Exercise brief:
The records below must be copied in full; omit the images.

[Items from a data source]
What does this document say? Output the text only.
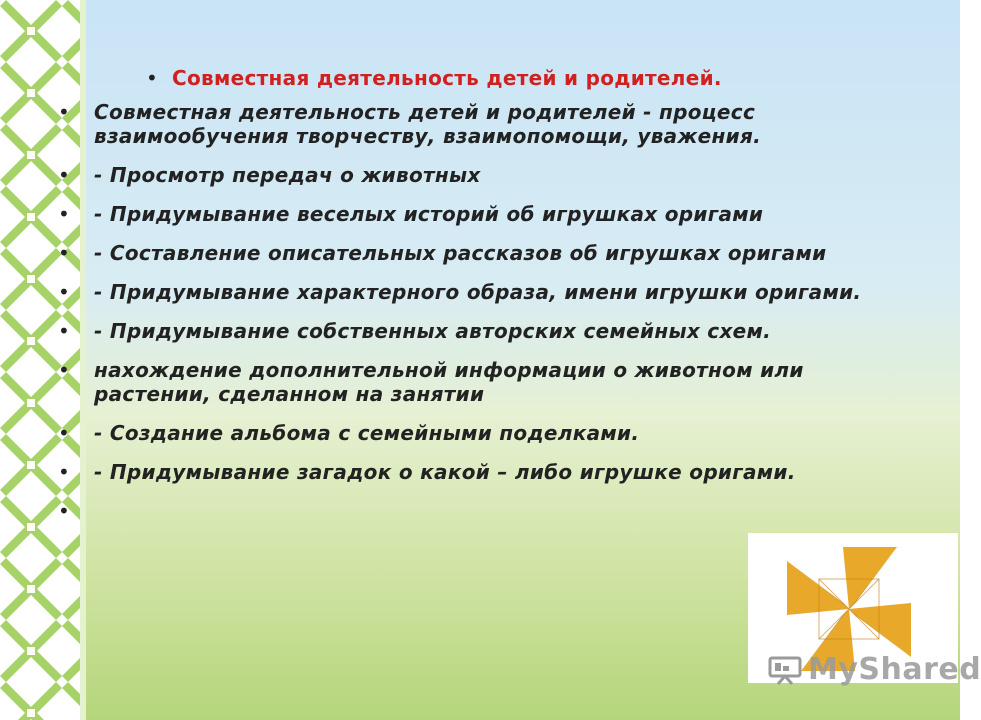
• Совместная деятельность детей и родителей.
• Совместная деятельность детей и родителей - процесс взаимообучения творчеству, взаимопомощи, уважения.
• - Просмотр передач о животных
• - Придумывание веселых историй об игрушках оригами
• - Составление описательных рассказов об игрушках оригами
• - Придумывание характерного образа, имени игрушки оригами.
• - Придумывание собственных авторских семейных схем.
• нахождение дополнительной информации о животном или растении, сделанном на занятии
• - Создание альбома с семейными поделками.
• - Придумывание загадок о какой – либо игрушке оригами.
•
MyShared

Correct answer:
What does this document say? Output the text only.
• Совместная деятельность детей и родителей.
• Совместная деятельность детей и родителей - процесс взаимообучения творчеству, взаимопомощи, уважения.
• - Просмотр передач о животных
• - Придумывание веселых историй об игрушках оригами
• - Составление описательных рассказов об игрушках оригами
• - Придумывание характерного образа, имени игрушки оригами.
• - Придумывание собственных авторских семейных схем.
• нахождение дополнительной информации о животном или растении, сделанном на занятии
• - Создание альбома с семейными поделками.
• - Придумывание загадок о какой – либо игрушке оригами.
•
MyShared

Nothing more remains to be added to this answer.